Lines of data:

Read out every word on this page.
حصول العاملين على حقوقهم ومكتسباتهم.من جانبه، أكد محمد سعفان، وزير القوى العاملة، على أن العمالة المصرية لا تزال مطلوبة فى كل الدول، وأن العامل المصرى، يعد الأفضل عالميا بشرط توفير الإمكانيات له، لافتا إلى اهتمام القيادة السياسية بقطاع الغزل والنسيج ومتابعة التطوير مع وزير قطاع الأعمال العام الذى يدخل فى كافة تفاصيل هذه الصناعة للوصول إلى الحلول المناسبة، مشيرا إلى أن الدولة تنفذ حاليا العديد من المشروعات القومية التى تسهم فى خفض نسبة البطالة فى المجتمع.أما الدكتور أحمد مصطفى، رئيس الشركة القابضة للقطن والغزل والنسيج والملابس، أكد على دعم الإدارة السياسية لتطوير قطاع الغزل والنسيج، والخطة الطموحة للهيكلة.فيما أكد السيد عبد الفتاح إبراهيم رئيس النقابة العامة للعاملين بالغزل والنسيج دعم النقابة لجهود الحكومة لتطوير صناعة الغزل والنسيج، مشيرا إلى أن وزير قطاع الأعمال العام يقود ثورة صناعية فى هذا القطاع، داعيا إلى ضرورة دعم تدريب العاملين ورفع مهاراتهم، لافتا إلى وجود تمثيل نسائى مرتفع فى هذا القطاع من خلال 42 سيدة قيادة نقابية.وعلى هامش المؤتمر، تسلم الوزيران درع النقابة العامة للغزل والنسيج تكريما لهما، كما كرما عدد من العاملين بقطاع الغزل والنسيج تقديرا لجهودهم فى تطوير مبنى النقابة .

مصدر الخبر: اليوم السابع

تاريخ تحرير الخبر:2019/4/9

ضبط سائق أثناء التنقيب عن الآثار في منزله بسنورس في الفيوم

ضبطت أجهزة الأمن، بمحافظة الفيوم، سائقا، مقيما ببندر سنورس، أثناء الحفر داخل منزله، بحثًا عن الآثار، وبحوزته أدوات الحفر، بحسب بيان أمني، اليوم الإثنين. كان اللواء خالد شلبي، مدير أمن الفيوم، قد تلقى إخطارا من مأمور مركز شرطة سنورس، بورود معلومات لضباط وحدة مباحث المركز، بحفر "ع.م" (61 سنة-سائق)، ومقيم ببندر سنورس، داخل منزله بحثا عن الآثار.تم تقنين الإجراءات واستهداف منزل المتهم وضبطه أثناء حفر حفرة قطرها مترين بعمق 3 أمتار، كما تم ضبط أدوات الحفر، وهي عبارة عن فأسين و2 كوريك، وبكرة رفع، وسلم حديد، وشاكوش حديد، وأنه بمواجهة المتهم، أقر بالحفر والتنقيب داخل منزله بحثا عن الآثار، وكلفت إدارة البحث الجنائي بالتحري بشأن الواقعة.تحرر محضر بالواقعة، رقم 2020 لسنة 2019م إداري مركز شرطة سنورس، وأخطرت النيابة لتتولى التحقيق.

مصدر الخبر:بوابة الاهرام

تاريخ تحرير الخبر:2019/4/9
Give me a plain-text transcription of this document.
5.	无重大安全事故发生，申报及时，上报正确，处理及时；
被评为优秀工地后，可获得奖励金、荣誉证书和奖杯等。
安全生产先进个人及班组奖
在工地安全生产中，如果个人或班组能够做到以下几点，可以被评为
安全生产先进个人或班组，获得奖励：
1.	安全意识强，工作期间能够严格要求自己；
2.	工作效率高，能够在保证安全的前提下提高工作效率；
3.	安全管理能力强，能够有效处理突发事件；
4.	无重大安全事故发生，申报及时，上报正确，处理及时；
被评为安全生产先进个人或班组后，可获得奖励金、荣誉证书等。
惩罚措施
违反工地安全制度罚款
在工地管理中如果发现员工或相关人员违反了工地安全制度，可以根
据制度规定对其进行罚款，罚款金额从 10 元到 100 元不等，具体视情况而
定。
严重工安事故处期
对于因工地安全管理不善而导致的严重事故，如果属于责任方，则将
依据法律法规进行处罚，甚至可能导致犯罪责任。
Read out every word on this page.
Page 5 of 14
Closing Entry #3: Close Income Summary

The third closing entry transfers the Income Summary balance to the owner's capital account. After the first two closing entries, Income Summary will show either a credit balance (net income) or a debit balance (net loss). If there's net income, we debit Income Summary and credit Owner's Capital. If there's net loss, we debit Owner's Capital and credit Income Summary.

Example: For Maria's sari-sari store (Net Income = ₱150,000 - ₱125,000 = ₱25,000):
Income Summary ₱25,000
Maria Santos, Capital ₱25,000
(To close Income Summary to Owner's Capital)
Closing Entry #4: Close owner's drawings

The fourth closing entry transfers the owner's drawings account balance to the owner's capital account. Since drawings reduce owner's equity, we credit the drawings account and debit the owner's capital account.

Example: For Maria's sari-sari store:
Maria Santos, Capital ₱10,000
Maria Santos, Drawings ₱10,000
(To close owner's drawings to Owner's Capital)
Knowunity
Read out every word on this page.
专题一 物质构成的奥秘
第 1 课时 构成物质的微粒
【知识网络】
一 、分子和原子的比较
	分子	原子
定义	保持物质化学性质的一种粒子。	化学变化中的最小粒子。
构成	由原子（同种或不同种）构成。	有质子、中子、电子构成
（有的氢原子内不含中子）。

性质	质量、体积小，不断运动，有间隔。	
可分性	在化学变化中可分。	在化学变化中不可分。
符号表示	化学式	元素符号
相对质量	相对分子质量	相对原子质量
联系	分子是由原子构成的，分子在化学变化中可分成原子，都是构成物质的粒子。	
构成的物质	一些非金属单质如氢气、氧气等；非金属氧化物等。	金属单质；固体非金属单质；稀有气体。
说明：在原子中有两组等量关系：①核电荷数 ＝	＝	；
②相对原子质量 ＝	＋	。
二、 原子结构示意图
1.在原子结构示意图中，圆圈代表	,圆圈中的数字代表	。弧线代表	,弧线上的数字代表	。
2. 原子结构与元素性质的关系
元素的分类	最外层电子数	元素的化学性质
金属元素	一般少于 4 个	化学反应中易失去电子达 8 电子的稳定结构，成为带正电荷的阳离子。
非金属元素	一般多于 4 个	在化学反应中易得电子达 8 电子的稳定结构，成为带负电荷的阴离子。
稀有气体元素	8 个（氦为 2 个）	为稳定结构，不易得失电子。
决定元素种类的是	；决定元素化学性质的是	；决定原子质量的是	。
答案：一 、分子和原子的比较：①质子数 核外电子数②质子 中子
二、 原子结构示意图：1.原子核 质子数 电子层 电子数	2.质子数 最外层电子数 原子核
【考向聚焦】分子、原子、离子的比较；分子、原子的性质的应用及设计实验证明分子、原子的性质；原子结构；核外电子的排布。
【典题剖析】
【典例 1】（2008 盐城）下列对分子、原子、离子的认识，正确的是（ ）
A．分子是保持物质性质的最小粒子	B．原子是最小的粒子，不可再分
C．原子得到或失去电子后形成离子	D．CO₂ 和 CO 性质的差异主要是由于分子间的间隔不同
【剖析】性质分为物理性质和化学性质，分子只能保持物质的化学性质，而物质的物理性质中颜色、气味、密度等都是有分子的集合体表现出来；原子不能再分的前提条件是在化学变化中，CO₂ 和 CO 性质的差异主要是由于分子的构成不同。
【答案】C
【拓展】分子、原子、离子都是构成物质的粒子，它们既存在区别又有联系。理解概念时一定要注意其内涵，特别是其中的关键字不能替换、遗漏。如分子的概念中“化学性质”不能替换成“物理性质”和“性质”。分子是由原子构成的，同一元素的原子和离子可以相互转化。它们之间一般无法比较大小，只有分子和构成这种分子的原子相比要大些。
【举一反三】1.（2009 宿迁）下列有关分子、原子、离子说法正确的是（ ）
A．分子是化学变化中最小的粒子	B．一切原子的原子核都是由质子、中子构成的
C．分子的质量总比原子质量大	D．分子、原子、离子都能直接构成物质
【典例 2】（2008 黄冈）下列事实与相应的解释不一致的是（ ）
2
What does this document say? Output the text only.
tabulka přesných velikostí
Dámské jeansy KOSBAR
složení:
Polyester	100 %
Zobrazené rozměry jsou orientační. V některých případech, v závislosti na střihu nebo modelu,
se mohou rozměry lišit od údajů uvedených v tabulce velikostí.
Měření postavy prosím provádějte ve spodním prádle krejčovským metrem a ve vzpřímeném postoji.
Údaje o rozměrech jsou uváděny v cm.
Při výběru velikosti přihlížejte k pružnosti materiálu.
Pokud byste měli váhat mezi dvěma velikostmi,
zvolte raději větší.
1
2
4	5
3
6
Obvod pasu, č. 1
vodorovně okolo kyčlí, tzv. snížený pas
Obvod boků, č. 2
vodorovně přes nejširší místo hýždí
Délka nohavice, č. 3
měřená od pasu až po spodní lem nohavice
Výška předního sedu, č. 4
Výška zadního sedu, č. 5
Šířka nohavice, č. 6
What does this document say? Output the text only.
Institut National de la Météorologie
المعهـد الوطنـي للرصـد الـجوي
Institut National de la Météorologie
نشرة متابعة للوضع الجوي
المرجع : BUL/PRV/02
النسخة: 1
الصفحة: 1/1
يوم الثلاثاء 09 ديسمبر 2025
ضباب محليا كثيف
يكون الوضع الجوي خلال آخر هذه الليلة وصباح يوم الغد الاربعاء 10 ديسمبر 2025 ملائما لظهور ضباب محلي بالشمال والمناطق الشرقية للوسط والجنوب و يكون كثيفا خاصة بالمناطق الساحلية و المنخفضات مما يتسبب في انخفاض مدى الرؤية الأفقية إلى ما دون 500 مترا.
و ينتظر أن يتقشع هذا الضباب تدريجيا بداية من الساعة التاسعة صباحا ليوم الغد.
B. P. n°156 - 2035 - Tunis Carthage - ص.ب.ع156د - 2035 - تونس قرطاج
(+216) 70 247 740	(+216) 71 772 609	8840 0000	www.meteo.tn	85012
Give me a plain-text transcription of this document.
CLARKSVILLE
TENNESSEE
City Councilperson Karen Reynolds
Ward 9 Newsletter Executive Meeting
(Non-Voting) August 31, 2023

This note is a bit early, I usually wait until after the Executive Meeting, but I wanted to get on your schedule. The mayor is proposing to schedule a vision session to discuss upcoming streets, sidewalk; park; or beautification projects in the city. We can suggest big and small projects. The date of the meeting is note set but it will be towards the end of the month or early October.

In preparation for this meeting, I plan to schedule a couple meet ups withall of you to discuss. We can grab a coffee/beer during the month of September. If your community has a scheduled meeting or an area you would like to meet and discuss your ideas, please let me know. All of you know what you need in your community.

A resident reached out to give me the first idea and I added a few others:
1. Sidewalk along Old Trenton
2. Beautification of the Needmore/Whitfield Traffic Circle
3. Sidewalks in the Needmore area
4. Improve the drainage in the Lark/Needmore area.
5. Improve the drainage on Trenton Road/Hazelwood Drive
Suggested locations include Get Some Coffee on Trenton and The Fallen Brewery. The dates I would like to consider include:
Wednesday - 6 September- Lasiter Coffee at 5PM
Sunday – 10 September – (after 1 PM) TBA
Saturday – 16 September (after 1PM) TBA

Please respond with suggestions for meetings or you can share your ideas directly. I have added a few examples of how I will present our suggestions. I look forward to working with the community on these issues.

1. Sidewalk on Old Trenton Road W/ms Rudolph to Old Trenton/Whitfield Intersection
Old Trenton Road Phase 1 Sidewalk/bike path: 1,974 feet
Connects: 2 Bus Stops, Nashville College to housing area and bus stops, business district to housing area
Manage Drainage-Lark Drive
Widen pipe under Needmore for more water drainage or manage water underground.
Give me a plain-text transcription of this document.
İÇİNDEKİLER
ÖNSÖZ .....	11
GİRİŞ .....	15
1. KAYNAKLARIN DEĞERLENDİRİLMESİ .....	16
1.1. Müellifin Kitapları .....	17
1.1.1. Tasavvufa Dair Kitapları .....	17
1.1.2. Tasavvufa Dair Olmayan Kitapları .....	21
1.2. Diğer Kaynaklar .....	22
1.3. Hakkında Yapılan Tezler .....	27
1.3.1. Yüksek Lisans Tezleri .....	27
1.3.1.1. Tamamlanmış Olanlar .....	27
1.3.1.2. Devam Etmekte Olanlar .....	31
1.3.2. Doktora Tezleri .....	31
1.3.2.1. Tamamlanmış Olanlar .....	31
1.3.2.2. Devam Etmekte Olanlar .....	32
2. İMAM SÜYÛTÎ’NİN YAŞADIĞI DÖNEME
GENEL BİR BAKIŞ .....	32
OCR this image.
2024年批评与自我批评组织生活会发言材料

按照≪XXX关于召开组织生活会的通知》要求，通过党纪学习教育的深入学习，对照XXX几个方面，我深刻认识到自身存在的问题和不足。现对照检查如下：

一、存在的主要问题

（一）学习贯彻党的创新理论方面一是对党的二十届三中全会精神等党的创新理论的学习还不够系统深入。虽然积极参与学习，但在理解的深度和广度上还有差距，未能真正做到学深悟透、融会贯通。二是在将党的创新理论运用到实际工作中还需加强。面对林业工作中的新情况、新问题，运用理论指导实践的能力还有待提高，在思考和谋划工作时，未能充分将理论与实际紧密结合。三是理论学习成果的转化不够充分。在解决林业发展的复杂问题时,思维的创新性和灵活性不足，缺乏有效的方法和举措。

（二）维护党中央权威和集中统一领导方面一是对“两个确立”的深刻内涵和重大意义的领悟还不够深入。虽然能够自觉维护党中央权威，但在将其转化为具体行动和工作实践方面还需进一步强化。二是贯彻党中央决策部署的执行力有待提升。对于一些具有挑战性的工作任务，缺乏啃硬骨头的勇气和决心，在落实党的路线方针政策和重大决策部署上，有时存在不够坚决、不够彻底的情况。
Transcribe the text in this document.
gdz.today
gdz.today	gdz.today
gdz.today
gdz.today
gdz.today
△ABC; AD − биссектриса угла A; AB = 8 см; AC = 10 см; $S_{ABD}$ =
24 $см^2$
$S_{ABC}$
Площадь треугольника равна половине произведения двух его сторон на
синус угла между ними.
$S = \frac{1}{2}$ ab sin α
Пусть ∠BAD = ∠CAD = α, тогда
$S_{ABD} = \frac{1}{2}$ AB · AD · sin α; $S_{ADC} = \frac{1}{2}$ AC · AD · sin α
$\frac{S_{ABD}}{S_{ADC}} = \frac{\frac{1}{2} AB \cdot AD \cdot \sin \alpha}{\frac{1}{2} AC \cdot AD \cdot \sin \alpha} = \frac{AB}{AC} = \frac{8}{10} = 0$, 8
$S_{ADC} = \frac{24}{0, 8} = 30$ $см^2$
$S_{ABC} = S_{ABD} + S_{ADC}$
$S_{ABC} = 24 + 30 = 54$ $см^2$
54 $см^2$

▸ **Instructions to follow**
Go through the material above and count the lines that include "Tamamlanmış". Give the number alone.

▸ **Right answer**
2